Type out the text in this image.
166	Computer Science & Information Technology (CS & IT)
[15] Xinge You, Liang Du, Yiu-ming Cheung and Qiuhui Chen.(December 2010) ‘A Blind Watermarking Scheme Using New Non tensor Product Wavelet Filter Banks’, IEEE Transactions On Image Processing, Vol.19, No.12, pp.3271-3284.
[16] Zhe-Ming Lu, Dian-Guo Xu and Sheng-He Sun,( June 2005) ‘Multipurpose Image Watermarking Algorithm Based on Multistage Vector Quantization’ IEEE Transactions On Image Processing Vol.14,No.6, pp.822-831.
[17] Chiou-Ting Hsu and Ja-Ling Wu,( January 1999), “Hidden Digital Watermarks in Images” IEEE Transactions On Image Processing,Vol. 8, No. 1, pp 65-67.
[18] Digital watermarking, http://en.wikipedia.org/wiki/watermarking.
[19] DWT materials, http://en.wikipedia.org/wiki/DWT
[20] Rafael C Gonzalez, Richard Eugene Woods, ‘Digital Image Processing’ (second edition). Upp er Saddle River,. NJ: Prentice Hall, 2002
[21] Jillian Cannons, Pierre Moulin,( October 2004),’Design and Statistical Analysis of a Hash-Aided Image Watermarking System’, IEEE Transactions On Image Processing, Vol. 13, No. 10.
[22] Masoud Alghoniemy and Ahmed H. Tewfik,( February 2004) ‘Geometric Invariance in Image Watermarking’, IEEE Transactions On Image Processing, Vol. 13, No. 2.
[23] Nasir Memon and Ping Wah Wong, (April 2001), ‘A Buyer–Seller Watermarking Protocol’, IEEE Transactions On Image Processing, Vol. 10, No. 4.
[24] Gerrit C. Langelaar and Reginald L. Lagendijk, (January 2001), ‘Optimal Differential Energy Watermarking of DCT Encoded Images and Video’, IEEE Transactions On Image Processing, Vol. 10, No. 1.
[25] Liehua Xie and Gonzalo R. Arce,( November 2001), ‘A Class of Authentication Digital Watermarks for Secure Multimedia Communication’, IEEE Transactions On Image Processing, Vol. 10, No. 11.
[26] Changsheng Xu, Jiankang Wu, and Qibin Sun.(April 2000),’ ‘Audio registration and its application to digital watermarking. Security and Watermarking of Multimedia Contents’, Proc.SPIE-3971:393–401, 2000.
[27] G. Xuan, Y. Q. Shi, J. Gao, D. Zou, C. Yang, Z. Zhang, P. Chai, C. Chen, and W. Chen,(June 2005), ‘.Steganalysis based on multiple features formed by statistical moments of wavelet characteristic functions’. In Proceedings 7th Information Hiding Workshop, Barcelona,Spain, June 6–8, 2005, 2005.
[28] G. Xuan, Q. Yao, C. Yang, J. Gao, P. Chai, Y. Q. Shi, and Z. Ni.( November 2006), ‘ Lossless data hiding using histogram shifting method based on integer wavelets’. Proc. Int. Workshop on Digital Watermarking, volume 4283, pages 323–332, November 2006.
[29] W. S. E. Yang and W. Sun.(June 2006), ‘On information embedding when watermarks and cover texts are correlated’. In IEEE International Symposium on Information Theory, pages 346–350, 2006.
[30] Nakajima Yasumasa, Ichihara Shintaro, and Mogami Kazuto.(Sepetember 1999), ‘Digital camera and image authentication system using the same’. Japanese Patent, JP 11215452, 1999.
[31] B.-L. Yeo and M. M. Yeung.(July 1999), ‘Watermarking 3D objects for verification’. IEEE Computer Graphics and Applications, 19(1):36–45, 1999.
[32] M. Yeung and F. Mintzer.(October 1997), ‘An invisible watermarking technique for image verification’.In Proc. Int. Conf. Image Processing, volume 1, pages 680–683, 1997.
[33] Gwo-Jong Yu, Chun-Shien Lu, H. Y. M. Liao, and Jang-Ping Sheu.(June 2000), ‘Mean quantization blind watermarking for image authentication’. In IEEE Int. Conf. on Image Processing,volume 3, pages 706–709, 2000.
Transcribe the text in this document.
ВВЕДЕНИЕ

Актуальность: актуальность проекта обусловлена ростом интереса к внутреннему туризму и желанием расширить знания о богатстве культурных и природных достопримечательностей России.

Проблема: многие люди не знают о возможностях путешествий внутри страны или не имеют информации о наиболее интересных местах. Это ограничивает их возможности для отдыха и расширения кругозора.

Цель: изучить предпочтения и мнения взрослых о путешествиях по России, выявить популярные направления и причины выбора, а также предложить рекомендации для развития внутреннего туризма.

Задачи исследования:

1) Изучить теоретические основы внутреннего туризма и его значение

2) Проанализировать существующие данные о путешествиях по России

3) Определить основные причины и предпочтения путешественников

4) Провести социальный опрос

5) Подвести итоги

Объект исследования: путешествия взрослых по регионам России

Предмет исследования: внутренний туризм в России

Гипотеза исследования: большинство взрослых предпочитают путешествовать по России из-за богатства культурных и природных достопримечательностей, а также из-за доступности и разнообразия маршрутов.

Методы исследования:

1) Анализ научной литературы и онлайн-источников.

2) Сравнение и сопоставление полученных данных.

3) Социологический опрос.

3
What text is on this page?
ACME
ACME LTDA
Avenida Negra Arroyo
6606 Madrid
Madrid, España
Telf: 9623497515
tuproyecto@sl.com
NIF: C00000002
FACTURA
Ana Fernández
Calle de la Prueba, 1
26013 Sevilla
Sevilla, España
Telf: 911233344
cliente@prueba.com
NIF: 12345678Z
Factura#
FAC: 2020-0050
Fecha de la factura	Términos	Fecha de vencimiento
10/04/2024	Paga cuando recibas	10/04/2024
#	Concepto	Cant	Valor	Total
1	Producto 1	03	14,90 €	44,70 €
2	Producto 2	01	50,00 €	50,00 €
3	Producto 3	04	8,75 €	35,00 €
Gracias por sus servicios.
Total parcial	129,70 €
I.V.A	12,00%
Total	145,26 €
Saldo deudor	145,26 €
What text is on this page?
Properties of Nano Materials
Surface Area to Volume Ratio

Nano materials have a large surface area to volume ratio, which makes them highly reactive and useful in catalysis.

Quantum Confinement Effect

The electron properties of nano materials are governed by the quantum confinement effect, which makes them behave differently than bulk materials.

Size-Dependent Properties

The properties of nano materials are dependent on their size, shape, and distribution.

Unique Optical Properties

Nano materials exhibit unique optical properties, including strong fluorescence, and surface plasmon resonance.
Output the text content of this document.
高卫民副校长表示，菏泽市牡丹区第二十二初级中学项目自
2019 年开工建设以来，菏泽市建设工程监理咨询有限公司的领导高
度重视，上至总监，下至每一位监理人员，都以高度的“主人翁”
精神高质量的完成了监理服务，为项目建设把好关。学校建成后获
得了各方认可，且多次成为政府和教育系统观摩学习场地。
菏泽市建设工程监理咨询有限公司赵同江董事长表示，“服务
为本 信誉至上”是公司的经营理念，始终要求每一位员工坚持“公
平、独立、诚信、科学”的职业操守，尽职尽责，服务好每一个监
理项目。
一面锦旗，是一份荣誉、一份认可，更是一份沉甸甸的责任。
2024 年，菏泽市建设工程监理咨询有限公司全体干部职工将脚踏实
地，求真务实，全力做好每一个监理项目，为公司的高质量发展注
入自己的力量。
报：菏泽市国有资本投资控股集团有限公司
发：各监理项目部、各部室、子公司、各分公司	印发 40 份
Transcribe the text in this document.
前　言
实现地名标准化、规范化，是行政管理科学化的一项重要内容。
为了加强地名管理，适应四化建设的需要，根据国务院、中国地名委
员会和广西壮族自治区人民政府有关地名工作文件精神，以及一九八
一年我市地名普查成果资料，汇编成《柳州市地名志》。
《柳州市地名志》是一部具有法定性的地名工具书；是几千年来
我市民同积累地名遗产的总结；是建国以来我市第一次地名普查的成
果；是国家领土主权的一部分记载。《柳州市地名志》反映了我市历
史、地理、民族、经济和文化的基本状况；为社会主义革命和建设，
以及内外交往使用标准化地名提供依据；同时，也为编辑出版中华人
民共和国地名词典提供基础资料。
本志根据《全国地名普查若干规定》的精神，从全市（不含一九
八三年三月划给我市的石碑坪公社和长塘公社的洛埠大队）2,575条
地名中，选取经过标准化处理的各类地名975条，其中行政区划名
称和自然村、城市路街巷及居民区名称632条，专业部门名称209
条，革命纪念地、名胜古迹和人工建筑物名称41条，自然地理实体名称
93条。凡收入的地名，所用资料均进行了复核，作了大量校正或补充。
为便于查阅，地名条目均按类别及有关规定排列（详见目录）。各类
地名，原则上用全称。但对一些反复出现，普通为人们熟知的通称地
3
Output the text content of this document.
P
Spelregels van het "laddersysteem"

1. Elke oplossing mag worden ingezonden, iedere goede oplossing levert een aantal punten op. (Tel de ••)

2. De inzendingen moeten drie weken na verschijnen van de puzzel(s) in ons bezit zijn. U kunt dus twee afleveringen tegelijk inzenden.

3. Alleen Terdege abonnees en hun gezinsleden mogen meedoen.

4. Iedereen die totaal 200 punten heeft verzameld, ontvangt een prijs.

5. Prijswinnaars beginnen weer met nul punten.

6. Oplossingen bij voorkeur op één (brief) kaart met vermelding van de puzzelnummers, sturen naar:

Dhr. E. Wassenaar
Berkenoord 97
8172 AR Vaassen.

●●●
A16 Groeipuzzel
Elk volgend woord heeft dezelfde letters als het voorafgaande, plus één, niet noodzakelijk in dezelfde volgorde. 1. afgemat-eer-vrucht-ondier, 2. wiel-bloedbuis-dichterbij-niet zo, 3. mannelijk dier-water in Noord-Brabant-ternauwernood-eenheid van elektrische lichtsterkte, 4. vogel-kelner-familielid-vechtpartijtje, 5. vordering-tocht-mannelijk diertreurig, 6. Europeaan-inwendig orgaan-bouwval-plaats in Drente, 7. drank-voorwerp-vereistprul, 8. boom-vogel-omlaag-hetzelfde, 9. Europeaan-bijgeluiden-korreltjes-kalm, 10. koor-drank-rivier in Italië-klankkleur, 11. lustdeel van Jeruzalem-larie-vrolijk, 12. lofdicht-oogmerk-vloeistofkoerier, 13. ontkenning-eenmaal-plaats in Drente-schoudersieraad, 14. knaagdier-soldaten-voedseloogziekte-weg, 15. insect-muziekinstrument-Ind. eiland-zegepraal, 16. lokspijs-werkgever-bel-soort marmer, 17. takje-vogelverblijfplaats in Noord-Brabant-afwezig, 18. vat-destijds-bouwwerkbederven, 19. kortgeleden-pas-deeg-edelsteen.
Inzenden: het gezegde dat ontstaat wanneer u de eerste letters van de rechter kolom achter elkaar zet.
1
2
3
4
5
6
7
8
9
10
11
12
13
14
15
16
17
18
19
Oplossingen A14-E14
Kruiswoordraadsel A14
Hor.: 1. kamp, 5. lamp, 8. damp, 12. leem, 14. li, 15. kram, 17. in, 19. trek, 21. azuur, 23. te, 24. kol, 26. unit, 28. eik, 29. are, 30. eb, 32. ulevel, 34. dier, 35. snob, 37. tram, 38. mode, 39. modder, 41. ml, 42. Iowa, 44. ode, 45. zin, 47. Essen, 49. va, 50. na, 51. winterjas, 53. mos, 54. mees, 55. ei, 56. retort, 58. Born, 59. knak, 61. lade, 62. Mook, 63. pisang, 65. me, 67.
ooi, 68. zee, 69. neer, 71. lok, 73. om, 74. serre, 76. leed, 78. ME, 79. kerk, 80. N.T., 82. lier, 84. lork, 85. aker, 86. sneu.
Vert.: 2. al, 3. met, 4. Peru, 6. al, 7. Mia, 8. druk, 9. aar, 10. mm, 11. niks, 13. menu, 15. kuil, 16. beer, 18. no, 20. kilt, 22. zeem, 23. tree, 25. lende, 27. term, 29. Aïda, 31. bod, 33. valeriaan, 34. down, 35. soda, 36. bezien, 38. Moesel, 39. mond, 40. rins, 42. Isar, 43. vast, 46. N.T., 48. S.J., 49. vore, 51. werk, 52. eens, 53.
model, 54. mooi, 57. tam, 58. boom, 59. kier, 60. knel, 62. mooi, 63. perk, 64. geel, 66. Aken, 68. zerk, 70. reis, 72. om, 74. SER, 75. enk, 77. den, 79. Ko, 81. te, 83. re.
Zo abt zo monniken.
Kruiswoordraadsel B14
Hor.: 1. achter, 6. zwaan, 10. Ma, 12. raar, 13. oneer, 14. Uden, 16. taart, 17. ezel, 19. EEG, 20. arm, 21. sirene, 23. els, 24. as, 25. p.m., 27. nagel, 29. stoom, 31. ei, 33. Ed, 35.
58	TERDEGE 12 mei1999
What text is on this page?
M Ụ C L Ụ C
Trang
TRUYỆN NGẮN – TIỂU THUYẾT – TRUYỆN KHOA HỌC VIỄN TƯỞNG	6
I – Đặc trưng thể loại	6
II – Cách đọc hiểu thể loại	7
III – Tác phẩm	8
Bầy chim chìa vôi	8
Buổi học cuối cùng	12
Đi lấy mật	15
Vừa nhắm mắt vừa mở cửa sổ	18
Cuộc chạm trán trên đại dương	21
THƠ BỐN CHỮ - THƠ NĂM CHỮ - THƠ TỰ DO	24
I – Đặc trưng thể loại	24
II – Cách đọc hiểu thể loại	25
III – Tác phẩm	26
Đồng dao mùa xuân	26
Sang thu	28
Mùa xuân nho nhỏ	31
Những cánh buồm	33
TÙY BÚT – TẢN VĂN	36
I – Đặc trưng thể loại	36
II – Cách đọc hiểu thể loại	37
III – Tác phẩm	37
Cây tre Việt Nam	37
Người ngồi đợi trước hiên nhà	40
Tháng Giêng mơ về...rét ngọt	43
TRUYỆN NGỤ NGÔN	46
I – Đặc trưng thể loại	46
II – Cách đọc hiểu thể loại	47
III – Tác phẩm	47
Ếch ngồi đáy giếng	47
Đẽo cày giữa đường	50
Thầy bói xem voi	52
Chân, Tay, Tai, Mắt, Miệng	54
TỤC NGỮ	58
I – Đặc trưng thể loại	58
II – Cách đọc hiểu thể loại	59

Problem requirements: List every line above containing the word "柳州市地名志".

Correct answer:
一年我市地名普查成果资料，汇编成《柳州市地名志》。
《柳州市地名志》是一部具有法定性的地名工具书；是几千年来
果；是国家领土主权的一部分记载。《柳州市地名志》反映了我市历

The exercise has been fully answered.